**What you should do:** Copy each line of the records that holds the string "rated".

-- START OF Task input --

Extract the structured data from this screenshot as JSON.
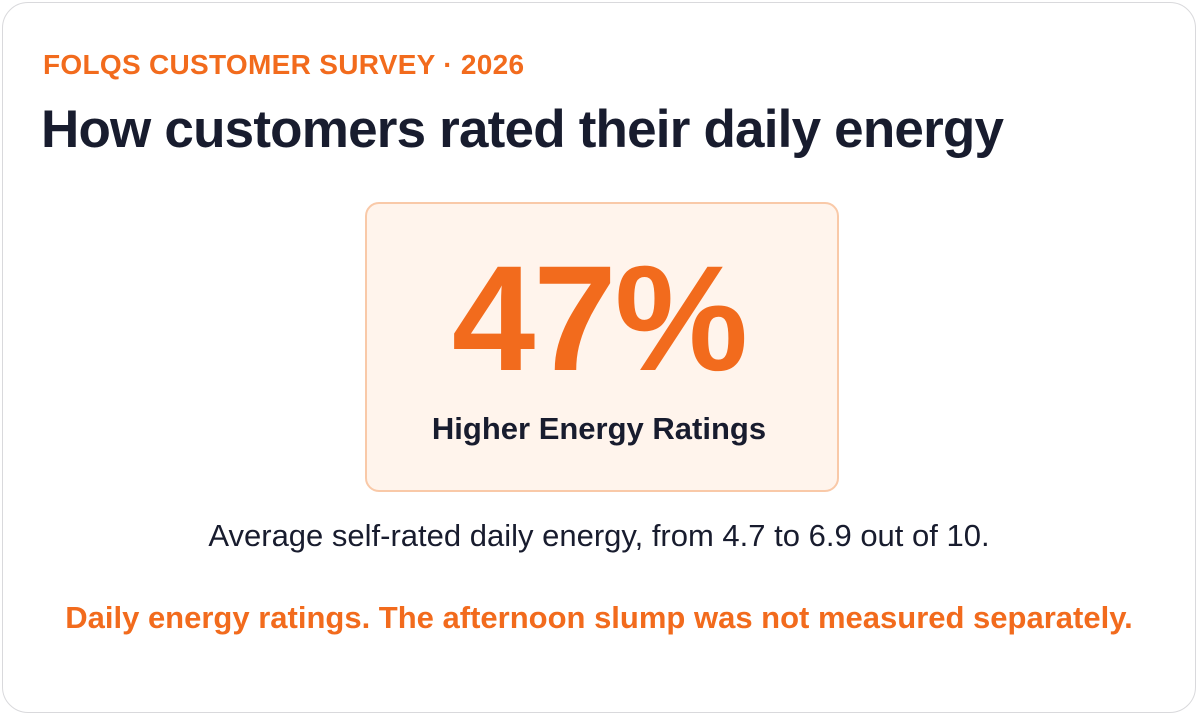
{
  "header": {
    "eyebrow": "FOLQS CUSTOMER SURVEY · 2026",
    "title": "How customers rated their daily energy"
  },
  "stat": {
    "value": "47%",
    "label": "Higher Energy Ratings"
  },
  "subtext": "Average self-rated daily energy, from 4.7 to 6.9 out of 10.",
  "note": "Daily energy ratings. The afternoon slump was not measured separately.",
  "colors": {
    "accent": "#f26b1d",
    "text": "#181c2e",
    "stat_box_bg": "#fff4ec",
    "stat_box_border": "#f9c9a8"
  }
}
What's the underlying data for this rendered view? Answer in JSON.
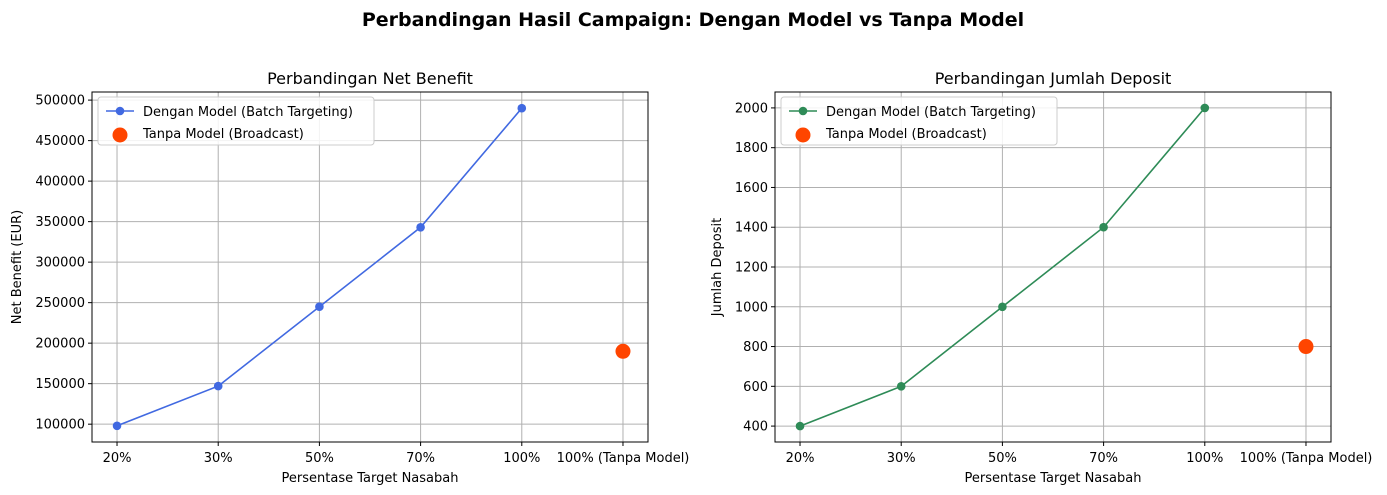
{
  "figure": {
    "suptitle": "Perbandingan Hasil Campaign: Dengan Model vs Tanpa Model"
  },
  "chart_data": [
    {
      "type": "line",
      "title": "Perbandingan Net Benefit",
      "xlabel": "Persentase Target Nasabah",
      "ylabel": "Net Benefit (EUR)",
      "categories": [
        "20%",
        "30%",
        "50%",
        "70%",
        "100%",
        "100% (Tanpa Model)"
      ],
      "ylim": [
        78000,
        510000
      ],
      "yticks": [
        100000,
        150000,
        200000,
        250000,
        300000,
        350000,
        400000,
        450000,
        500000
      ],
      "ytick_labels": [
        "100000",
        "150000",
        "200000",
        "250000",
        "300000",
        "350000",
        "400000",
        "450000",
        "500000"
      ],
      "grid": true,
      "legend_position": "top-left",
      "series": [
        {
          "name": "Dengan Model (Batch Targeting)",
          "kind": "line",
          "color": "#4169e1",
          "x": [
            "20%",
            "30%",
            "50%",
            "70%",
            "100%"
          ],
          "values": [
            98000,
            147000,
            245000,
            343000,
            490000
          ]
        },
        {
          "name": "Tanpa Model (Broadcast)",
          "kind": "scatter",
          "color": "#ff4500",
          "x": [
            "100% (Tanpa Model)"
          ],
          "values": [
            190000
          ]
        }
      ]
    },
    {
      "type": "line",
      "title": "Perbandingan Jumlah Deposit",
      "xlabel": "Persentase Target Nasabah",
      "ylabel": "Jumlah Deposit",
      "categories": [
        "20%",
        "30%",
        "50%",
        "70%",
        "100%",
        "100% (Tanpa Model)"
      ],
      "ylim": [
        320,
        2080
      ],
      "yticks": [
        400,
        600,
        800,
        1000,
        1200,
        1400,
        1600,
        1800,
        2000
      ],
      "ytick_labels": [
        "400",
        "600",
        "800",
        "1000",
        "1200",
        "1400",
        "1600",
        "1800",
        "2000"
      ],
      "grid": true,
      "legend_position": "top-left",
      "series": [
        {
          "name": "Dengan Model (Batch Targeting)",
          "kind": "line",
          "color": "#2e8b57",
          "x": [
            "20%",
            "30%",
            "50%",
            "70%",
            "100%"
          ],
          "values": [
            400,
            600,
            1000,
            1400,
            2000
          ]
        },
        {
          "name": "Tanpa Model (Broadcast)",
          "kind": "scatter",
          "color": "#ff4500",
          "x": [
            "100% (Tanpa Model)"
          ],
          "values": [
            800
          ]
        }
      ]
    }
  ]
}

-- END OF Task input --

**Task answer:**
    "title": "How customers rated their daily energy"
  "subtext": "Average self-rated daily energy, from 4.7 to 6.9 out of 10.",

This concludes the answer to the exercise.